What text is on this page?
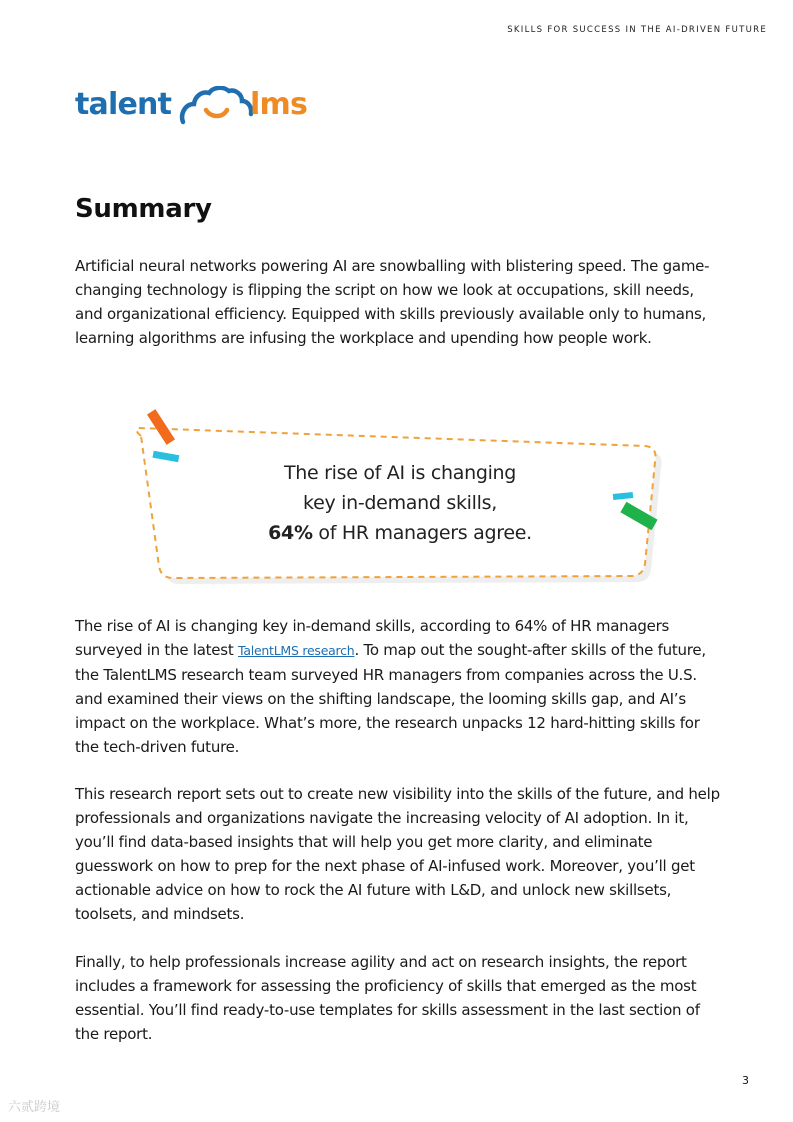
SKILLS FOR SUCCESS IN THE AI-DRIVEN FUTURE
talent	lms
Summary

Artificial neural networks powering AI are snowballing with blistering speed. The game-changing technology is flipping the script on how we look at occupations, skill needs, and organizational efficiency. Equipped with skills previously available only to humans, learning algorithms are infusing the workplace and upending how people work.

The rise of AI is changing
key in-demand skills,
64% of HR managers agree.

The rise of AI is changing key in-demand skills, according to 64% of HR managers surveyed in the latest TalentLMS research. To map out the sought-after skills of the future, the TalentLMS research team surveyed HR managers from companies across the U.S. and examined their views on the shifting landscape, the looming skills gap, and AI’s impact on the workplace. What’s more, the research unpacks 12 hard-hitting skills for the tech-driven future.

This research report sets out to create new visibility into the skills of the future, and help professionals and organizations navigate the increasing velocity of AI adoption. In it, you’ll find data-based insights that will help you get more clarity, and eliminate guesswork on how to prep for the next phase of AI-infused work. Moreover, you’ll get actionable advice on how to rock the AI future with L&D, and unlock new skillsets, toolsets, and mindsets.

Finally, to help professionals increase agility and act on research insights, the report includes a framework for assessing the proficiency of skills that emerged as the most essential. You’ll find ready-to-use templates for skills assessment in the last section of the report.

3
六贰跨境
═══
**GOAL OF THE EXERCISE:**
State how many lines of the material contain the string "research", with no other words.

**THE SOLUTION:**
3